(TASK TO CARRY OUT) Of all the lines in the material, how many include the word "นฐาน"? Give only the number.

(Data entries)

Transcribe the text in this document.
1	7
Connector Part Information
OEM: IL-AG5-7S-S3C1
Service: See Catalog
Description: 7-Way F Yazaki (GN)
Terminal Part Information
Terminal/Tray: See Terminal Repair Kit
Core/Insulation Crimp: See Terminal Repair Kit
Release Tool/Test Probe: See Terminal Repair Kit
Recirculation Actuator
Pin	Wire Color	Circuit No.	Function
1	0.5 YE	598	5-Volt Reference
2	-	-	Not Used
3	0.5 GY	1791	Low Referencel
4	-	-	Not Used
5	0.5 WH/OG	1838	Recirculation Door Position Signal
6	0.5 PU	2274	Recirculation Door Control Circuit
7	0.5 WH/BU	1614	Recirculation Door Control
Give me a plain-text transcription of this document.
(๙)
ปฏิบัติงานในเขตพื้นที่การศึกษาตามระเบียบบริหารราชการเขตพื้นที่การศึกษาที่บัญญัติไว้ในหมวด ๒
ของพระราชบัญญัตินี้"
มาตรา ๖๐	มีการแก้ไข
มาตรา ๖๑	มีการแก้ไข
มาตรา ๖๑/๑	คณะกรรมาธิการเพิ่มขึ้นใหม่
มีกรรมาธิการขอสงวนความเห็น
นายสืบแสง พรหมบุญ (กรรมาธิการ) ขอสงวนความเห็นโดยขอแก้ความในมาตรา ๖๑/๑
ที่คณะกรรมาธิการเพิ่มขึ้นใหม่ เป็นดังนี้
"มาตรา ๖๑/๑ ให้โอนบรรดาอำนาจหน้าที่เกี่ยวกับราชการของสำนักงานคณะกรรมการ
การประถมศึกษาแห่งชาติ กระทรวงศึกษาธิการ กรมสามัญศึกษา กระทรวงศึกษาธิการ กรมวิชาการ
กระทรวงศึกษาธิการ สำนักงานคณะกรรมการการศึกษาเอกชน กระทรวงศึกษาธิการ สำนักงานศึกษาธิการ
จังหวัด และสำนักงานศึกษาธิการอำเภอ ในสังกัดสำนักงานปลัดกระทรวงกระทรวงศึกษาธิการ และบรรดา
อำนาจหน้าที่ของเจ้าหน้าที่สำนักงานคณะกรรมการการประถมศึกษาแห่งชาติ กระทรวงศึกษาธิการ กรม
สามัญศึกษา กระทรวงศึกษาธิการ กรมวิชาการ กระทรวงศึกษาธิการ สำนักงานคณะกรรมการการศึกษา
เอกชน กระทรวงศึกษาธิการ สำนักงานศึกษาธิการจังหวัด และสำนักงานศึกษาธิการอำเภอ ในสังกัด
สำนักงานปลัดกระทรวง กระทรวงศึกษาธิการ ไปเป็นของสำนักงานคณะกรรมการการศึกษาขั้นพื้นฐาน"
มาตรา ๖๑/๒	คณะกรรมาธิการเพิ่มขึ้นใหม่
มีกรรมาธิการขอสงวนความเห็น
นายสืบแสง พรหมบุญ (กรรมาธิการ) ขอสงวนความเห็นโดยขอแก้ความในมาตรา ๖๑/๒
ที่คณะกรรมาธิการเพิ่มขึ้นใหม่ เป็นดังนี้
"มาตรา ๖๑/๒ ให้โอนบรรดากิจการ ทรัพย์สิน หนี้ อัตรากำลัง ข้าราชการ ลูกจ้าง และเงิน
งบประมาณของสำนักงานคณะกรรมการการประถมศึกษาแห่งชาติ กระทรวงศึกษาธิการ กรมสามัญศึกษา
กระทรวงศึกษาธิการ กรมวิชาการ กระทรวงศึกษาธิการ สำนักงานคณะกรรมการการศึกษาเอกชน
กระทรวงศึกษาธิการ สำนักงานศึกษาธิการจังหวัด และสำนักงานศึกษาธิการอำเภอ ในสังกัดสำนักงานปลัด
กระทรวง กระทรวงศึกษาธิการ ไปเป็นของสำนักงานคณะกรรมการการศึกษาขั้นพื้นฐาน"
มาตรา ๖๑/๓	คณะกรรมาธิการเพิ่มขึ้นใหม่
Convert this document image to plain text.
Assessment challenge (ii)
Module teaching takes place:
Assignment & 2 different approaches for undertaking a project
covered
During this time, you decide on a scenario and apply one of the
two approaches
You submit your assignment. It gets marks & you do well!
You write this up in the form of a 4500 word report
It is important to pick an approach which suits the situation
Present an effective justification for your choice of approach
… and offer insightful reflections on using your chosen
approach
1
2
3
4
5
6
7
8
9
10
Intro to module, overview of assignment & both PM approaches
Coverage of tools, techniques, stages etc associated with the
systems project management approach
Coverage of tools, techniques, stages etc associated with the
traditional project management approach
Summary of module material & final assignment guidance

(OUTPUT BELOW) 2